Records to use:
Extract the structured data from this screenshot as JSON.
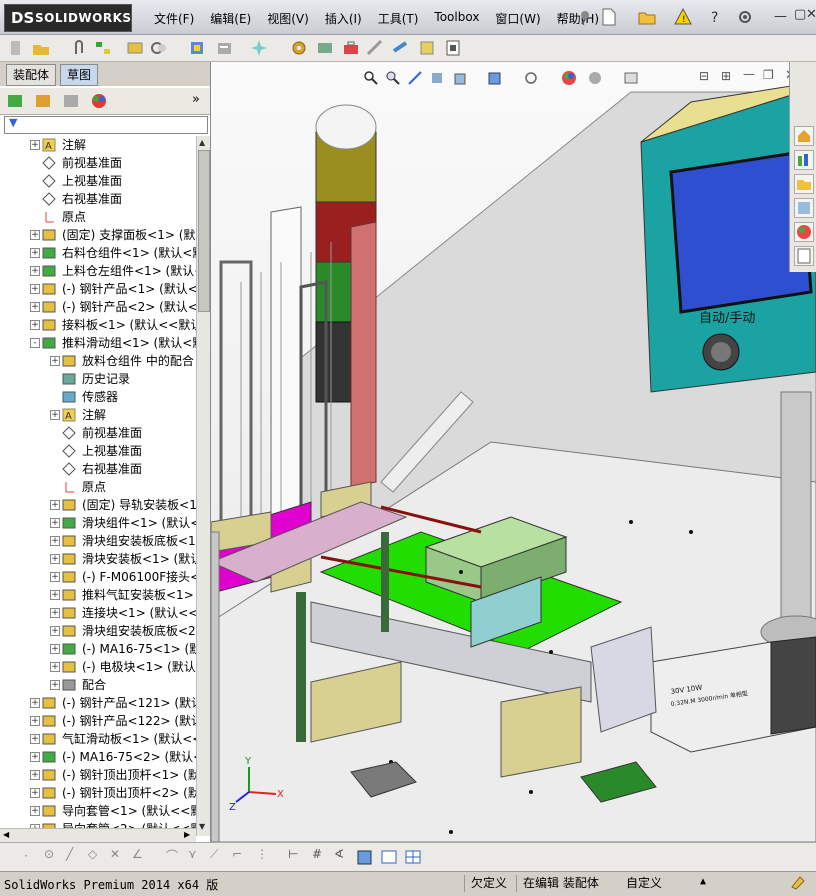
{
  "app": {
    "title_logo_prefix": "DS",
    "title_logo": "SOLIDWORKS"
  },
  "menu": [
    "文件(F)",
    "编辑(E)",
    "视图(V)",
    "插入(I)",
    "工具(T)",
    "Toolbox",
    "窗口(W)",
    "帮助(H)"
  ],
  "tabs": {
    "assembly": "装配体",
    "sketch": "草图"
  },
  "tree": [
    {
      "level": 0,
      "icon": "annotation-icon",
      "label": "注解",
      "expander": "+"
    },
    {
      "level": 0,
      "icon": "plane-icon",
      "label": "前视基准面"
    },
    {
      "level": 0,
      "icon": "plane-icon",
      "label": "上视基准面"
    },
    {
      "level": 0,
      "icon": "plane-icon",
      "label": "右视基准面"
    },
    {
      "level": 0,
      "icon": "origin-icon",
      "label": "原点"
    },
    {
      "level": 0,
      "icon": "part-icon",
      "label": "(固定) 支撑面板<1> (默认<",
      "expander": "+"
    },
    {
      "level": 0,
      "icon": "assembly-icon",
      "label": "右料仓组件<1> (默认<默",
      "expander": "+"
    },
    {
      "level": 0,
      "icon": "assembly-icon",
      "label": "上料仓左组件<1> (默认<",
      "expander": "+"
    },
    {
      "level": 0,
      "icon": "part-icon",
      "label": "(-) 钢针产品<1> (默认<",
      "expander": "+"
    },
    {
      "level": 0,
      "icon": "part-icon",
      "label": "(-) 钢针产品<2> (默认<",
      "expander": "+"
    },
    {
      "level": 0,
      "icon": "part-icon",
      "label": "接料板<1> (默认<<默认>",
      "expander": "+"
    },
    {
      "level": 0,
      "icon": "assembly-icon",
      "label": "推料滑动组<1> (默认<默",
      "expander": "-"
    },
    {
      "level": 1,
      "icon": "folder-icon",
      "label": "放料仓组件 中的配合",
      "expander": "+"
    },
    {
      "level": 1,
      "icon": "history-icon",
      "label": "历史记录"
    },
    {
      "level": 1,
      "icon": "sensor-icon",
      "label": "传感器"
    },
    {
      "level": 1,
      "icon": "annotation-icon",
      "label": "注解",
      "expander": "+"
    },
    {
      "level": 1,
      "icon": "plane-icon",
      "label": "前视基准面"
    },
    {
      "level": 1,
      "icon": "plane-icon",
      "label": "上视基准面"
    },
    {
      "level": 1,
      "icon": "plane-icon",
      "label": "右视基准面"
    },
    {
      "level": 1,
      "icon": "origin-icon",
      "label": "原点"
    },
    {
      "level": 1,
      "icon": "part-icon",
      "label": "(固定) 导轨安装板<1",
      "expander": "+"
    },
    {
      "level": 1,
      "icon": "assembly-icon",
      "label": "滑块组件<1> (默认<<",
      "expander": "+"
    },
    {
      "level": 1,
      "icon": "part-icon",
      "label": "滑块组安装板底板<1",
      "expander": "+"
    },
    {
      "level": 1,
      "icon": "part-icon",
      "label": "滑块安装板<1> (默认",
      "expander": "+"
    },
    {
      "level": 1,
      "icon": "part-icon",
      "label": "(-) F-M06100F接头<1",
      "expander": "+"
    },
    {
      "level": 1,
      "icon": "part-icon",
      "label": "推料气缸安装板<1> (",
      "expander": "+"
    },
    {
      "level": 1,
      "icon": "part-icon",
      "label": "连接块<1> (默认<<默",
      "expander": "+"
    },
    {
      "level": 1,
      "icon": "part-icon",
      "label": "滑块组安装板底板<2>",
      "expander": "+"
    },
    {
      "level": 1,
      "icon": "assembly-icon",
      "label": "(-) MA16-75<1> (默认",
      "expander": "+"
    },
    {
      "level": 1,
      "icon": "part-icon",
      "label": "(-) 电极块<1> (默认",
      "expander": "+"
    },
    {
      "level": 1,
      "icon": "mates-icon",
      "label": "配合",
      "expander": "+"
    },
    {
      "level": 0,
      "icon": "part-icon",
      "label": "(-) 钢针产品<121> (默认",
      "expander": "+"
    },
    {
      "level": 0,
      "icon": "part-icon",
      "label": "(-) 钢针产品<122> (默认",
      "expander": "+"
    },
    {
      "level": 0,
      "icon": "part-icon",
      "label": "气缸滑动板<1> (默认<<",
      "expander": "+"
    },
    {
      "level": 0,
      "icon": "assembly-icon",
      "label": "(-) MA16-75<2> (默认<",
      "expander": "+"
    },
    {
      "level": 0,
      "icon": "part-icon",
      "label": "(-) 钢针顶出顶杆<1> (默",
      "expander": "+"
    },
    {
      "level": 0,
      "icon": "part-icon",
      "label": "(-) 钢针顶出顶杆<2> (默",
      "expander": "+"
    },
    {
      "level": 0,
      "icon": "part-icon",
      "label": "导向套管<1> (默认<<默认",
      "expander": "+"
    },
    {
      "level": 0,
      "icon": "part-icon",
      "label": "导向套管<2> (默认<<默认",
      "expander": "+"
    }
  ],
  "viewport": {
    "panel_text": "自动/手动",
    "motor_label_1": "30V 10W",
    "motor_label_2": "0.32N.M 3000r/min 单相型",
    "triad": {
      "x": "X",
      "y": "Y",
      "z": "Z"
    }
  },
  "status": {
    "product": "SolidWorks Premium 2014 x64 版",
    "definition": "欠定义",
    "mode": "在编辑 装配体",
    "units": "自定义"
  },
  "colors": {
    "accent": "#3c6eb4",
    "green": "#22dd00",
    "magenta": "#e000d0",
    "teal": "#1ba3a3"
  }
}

==

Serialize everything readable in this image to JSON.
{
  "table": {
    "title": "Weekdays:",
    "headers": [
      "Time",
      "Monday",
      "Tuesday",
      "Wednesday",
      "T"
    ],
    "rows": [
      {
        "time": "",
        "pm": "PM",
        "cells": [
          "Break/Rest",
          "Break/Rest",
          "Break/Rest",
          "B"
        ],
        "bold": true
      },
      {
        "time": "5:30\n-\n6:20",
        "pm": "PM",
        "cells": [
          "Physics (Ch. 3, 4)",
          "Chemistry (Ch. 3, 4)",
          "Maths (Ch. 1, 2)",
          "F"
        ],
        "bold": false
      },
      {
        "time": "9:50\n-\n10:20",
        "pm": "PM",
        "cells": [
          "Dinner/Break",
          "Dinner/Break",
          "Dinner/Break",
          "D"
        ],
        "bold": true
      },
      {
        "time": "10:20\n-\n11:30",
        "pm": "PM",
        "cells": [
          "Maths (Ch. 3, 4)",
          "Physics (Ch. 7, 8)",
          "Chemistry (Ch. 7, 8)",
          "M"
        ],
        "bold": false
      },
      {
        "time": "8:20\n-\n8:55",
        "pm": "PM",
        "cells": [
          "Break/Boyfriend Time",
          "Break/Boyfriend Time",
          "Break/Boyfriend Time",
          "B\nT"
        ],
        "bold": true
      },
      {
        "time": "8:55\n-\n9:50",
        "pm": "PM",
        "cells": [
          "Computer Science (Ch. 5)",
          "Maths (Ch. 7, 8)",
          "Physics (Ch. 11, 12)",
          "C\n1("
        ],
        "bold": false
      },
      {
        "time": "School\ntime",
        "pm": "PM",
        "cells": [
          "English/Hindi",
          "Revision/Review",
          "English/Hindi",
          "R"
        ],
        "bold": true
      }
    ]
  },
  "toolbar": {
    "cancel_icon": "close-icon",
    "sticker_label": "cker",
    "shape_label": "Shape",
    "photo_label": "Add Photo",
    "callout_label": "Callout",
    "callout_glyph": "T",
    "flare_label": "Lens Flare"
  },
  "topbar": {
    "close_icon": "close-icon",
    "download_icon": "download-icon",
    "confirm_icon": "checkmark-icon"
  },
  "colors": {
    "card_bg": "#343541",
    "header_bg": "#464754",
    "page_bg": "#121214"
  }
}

---

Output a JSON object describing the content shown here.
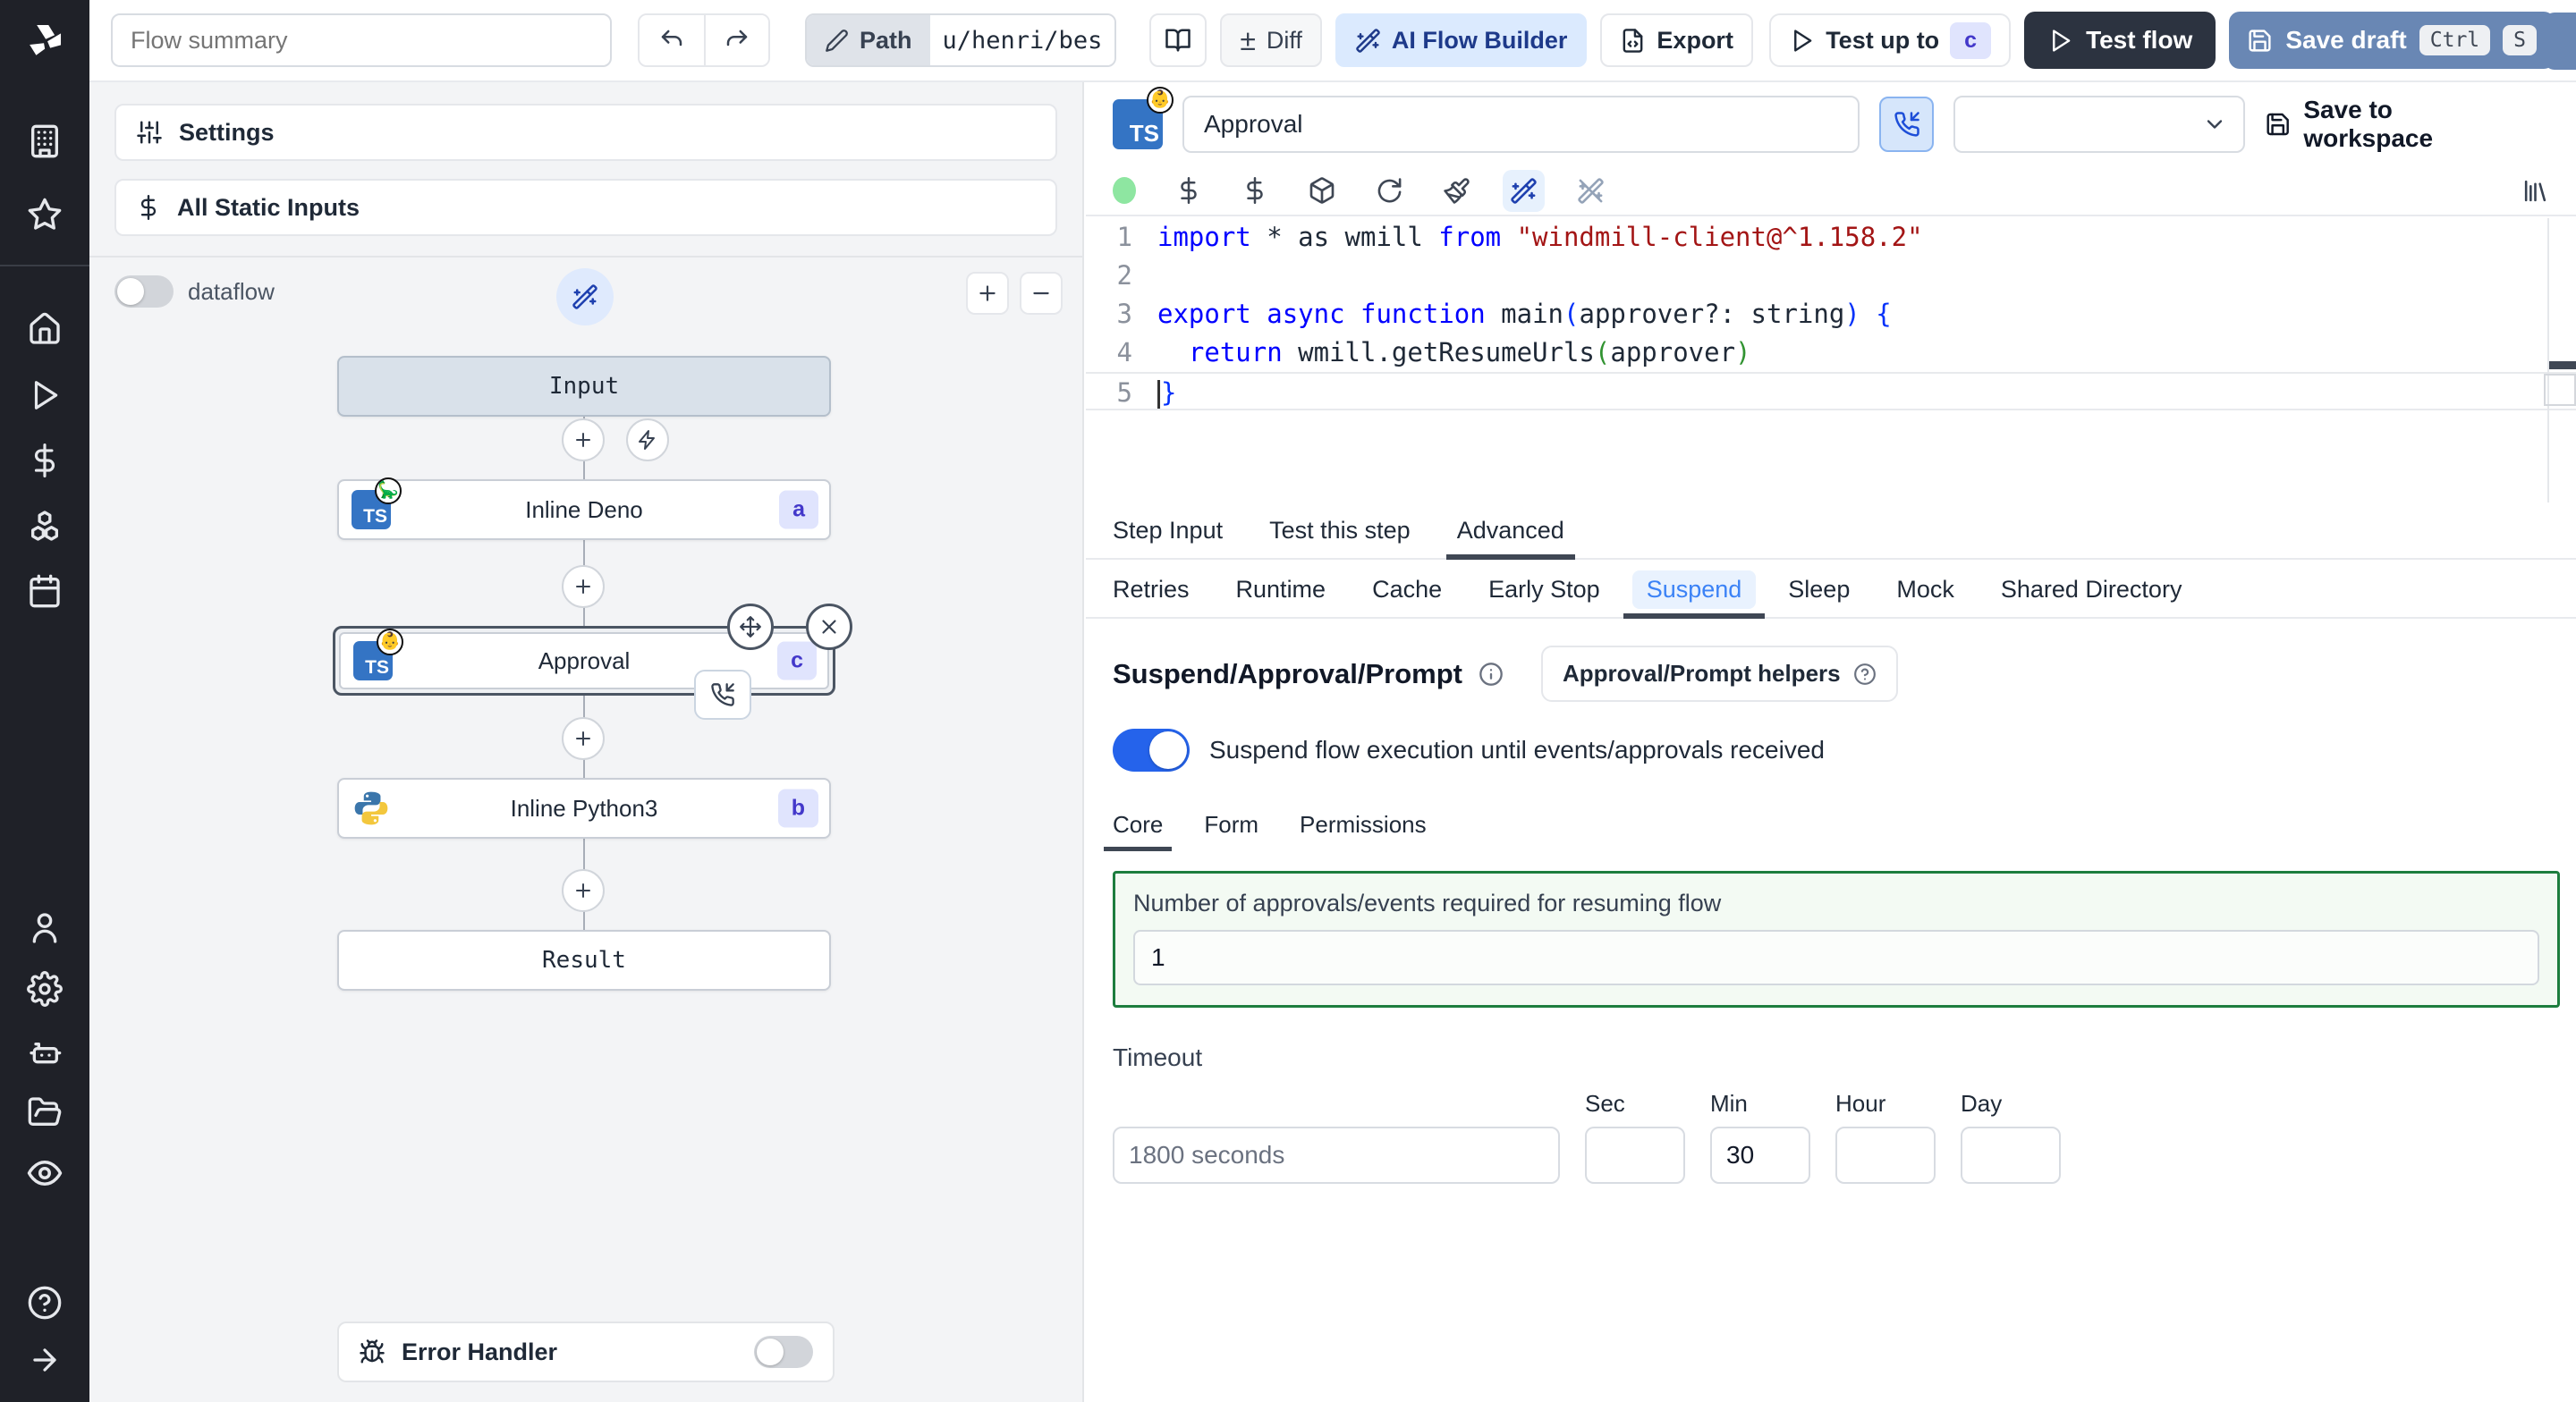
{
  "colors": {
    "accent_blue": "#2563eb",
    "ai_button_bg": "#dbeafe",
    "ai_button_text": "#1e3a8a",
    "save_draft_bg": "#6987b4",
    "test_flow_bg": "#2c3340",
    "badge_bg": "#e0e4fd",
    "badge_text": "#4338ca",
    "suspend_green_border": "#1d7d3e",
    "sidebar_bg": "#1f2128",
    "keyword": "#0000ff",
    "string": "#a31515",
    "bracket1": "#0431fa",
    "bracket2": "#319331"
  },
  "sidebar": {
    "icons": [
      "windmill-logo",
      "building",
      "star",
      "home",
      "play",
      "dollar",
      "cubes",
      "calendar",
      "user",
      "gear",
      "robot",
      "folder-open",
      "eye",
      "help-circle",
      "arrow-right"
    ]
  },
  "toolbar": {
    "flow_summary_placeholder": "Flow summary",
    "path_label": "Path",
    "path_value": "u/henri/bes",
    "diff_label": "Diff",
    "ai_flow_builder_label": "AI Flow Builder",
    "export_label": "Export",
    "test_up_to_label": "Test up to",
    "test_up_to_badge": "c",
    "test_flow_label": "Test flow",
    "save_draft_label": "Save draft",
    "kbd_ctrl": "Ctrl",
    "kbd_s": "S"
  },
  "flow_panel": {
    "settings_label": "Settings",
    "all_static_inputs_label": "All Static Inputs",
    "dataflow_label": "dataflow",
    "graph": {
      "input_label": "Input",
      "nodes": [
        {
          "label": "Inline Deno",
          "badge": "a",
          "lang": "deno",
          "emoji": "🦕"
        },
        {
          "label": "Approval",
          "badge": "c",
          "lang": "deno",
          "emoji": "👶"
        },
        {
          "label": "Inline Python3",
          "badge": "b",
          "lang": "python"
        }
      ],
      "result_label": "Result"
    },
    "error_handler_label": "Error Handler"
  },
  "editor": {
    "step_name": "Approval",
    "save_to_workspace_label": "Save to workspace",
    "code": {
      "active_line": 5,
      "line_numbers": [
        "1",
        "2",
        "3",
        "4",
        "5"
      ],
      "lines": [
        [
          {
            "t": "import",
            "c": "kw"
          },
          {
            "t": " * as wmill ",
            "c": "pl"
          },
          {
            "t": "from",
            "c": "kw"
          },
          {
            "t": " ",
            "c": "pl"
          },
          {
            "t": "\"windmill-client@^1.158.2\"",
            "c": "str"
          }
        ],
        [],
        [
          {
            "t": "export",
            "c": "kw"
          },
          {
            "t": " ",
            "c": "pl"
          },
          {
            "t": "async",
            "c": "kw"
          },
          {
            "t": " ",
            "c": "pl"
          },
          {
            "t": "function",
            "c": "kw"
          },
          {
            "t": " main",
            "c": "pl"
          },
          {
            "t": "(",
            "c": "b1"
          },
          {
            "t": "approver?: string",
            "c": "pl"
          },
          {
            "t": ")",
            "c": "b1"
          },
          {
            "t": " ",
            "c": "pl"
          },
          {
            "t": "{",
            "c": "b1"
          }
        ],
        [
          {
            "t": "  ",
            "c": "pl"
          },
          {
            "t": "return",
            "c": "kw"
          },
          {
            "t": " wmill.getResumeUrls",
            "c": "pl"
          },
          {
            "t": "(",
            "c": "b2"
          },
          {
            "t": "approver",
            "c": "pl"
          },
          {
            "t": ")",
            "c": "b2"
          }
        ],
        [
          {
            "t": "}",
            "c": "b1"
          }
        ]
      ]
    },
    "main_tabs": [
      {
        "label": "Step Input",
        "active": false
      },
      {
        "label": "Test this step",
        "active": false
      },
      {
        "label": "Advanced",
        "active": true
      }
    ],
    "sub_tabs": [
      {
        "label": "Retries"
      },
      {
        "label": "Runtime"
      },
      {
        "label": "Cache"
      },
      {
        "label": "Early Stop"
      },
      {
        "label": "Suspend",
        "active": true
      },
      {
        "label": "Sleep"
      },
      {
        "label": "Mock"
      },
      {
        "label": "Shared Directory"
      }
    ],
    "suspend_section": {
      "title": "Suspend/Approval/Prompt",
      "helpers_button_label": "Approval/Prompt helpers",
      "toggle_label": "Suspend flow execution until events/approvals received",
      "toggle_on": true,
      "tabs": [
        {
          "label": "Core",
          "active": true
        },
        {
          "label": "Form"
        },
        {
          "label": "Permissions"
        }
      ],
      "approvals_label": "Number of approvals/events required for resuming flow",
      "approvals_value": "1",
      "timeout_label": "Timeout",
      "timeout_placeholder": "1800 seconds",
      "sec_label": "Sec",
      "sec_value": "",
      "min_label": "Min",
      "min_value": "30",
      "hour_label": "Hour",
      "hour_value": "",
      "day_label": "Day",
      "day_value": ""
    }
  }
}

Exercise description: Collect from the data above every line that includes "Physics".

Exercise response:
          "Physics (Ch. 3, 4)",
          "Physics (Ch. 7, 8)",
          "Physics (Ch. 11, 12)",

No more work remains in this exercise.